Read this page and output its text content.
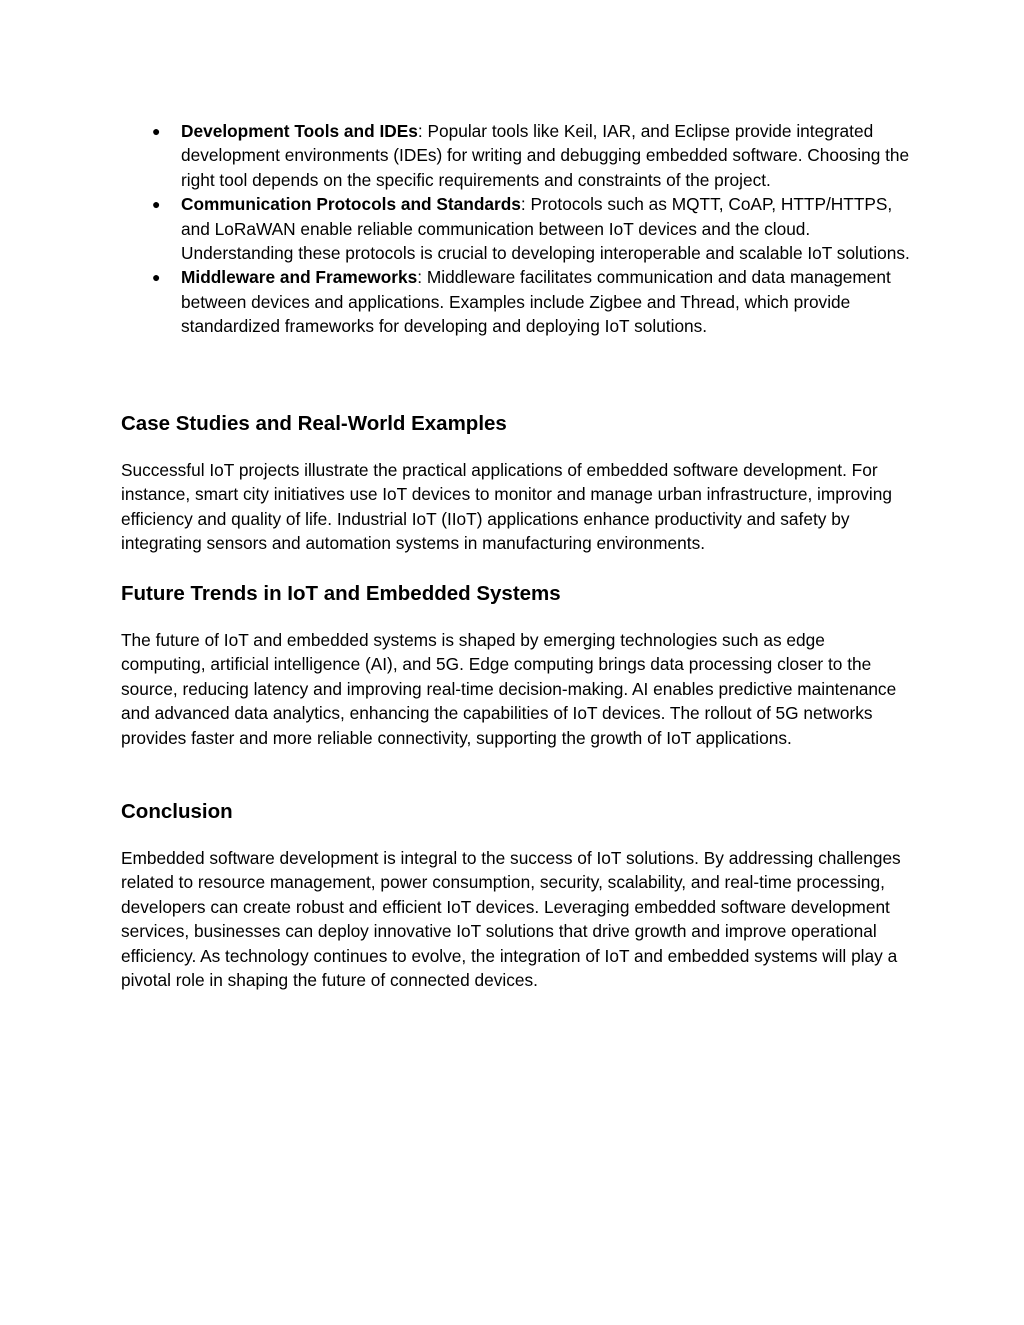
● Development Tools and IDEs: Popular tools like Keil, IAR, and Eclipse provide integrated development environments (IDEs) for writing and debugging embedded software. Choosing the right tool depends on the specific requirements and constraints of the project.
● Communication Protocols and Standards: Protocols such as MQTT, CoAP, HTTP/HTTPS, and LoRaWAN enable reliable communication between IoT devices and the cloud. Understanding these protocols is crucial to developing interoperable and scalable IoT solutions.
● Middleware and Frameworks: Middleware facilitates communication and data management between devices and applications. Examples include Zigbee and Thread, which provide standardized frameworks for developing and deploying IoT solutions.
Case Studies and Real-World Examples

Successful IoT projects illustrate the practical applications of embedded software development. For instance, smart city initiatives use IoT devices to monitor and manage urban infrastructure, improving efficiency and quality of life. Industrial IoT (IIoT) applications enhance productivity and safety by integrating sensors and automation systems in manufacturing environments.

Future Trends in IoT and Embedded Systems

The future of IoT and embedded systems is shaped by emerging technologies such as edge computing, artificial intelligence (AI), and 5G. Edge computing brings data processing closer to the source, reducing latency and improving real-time decision-making. AI enables predictive maintenance and advanced data analytics, enhancing the capabilities of IoT devices. The rollout of 5G networks provides faster and more reliable connectivity, supporting the growth of IoT applications.

Conclusion

Embedded software development is integral to the success of IoT solutions. By addressing challenges related to resource management, power consumption, security, scalability, and real-time processing, developers can create robust and efficient IoT devices. Leveraging embedded software development services, businesses can deploy innovative IoT solutions that drive growth and improve operational efficiency. As technology continues to evolve, the integration of IoT and embedded systems will play a pivotal role in shaping the future of connected devices.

****************************************

:: SET PROBLEM ::
Return every line in the listing that contains the word "Examples".

:: REPLY ::
● Middleware and Frameworks: Middleware facilitates communication and data management between devices and applications. Examples include Zigbee and Thread, which provide standardized frameworks for developing and deploying IoT solutions.
Case Studies and Real-World Examples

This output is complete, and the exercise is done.